* [Problem to solve] Identify every line in the records below that contains the word "avait", and reproduce each one.

* [Provided entries]
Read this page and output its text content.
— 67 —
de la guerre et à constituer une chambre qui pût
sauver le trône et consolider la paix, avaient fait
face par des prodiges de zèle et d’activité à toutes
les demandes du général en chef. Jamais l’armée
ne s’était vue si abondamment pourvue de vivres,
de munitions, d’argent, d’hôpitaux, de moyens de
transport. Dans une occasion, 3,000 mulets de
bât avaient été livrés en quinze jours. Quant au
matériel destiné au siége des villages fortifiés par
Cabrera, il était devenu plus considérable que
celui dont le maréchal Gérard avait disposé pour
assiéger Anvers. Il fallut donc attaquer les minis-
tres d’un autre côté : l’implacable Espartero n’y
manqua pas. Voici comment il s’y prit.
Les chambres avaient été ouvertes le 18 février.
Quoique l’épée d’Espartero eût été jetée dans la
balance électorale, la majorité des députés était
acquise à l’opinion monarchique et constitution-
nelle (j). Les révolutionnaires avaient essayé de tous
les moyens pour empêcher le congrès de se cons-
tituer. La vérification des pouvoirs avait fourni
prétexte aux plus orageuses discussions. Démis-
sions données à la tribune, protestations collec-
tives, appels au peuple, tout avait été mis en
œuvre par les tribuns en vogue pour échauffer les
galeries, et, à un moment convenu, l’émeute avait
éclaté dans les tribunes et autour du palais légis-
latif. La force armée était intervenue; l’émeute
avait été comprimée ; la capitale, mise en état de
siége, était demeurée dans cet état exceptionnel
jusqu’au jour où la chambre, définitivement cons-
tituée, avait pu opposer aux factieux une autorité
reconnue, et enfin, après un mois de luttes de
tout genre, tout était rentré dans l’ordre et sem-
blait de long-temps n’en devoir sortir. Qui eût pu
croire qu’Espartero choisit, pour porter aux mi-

* [Task response]
celui dont le maréchal Gérard avait disposé pour
tituer. La vérification des pouvoirs avait fourni
tives, appels au peuple, tout avait été mis en
galeries, et, à un moment convenu, l’émeute avait
avait été comprimée ; la capitale, mise en état de
tituée, avait pu opposer aux factieux une autorité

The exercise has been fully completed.